◆ Brief ◆
Pick out the lines below that contain the string "Excludes" and copy them all.

◆ Input data ◆

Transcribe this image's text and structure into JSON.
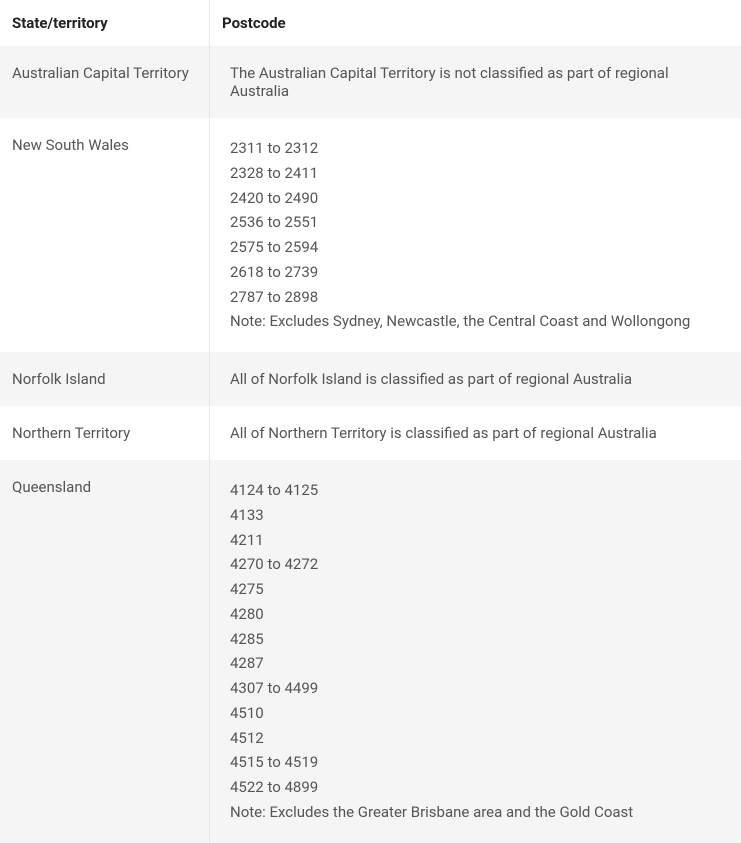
{
  "headers": {
    "state": "State/territory",
    "postcode": "Postcode"
  },
  "rows": [
    {
      "state": "Australian Capital Territory",
      "text": "The Australian Capital Territory is not classified as part of regional Australia"
    },
    {
      "state": "New South Wales",
      "lines": [
        "2311 to 2312",
        "2328 to 2411",
        "2420 to 2490",
        "2536 to 2551",
        "2575 to 2594",
        "2618 to 2739",
        "2787 to 2898"
      ],
      "note": "Note: Excludes Sydney, Newcastle, the Central Coast and Wollongong"
    },
    {
      "state": "Norfolk Island",
      "text": "All of Norfolk Island is classified as part of regional Australia"
    },
    {
      "state": "Northern Territory",
      "text": "All of Northern Territory is classified as part of regional Australia"
    },
    {
      "state": "Queensland",
      "lines": [
        "4124 to 4125",
        "4133",
        "4211",
        "4270 to 4272",
        "4275",
        "4280",
        "4285",
        "4287",
        "4307 to 4499",
        "4510",
        "4512",
        "4515 to 4519",
        "4522 to 4899"
      ],
      "note": "Note: Excludes the Greater Brisbane area and the Gold Coast"
    }
  ]
}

◆ Completed task ◆
      "note": "Note: Excludes Sydney, Newcastle, the Central Coast and Wollongong"
      "note": "Note: Excludes the Greater Brisbane area and the Gold Coast"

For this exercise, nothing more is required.